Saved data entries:

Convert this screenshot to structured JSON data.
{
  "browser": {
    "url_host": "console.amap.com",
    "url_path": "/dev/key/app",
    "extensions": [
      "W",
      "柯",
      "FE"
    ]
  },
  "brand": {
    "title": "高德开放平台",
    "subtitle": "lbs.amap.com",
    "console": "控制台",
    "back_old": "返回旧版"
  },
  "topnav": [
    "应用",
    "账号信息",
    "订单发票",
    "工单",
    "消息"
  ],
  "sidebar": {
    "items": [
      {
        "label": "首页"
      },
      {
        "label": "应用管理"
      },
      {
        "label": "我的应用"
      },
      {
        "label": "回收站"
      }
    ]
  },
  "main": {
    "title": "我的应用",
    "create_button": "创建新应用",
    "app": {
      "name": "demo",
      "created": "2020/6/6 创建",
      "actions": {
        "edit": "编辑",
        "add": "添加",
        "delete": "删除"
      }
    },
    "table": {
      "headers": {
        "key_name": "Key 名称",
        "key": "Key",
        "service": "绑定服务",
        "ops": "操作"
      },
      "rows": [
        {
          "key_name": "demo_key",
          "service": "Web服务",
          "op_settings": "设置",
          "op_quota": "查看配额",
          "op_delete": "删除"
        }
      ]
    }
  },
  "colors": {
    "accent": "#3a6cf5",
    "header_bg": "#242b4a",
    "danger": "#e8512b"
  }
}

- _Exercise details_: Quote each line above in full, word for word.

- _Task answer_:
Convert this screenshot to structured JSON data.
{
  "browser": {
    "url_host": "console.amap.com",
    "url_path": "/dev/key/app",
    "extensions": [
      "W",
      "柯",
      "FE"
    ]
  },
  "brand": {
    "title": "高德开放平台",
    "subtitle": "lbs.amap.com",
    "console": "控制台",
    "back_old": "返回旧版"
  },
  "topnav": [
    "应用",
    "账号信息",
    "订单发票",
    "工单",
    "消息"
  ],
  "sidebar": {
    "items": [
      {
        "label": "首页"
      },
      {
        "label": "应用管理"
      },
      {
        "label": "我的应用"
      },
      {
        "label": "回收站"
      }
    ]
  },
  "main": {
    "title": "我的应用",
    "create_button": "创建新应用",
    "app": {
      "name": "demo",
      "created": "2020/6/6 创建",
      "actions": {
        "edit": "编辑",
        "add": "添加",
        "delete": "删除"
      }
    },
    "table": {
      "headers": {
        "key_name": "Key 名称",
        "key": "Key",
        "service": "绑定服务",
        "ops": "操作"
      },
      "rows": [
        {
          "key_name": "demo_key",
          "service": "Web服务",
          "op_settings": "设置",
          "op_quota": "查看配额",
          "op_delete": "删除"
        }
      ]
    }
  },
  "colors": {
    "accent": "#3a6cf5",
    "header_bg": "#242b4a",
    "danger": "#e8512b"
  }
}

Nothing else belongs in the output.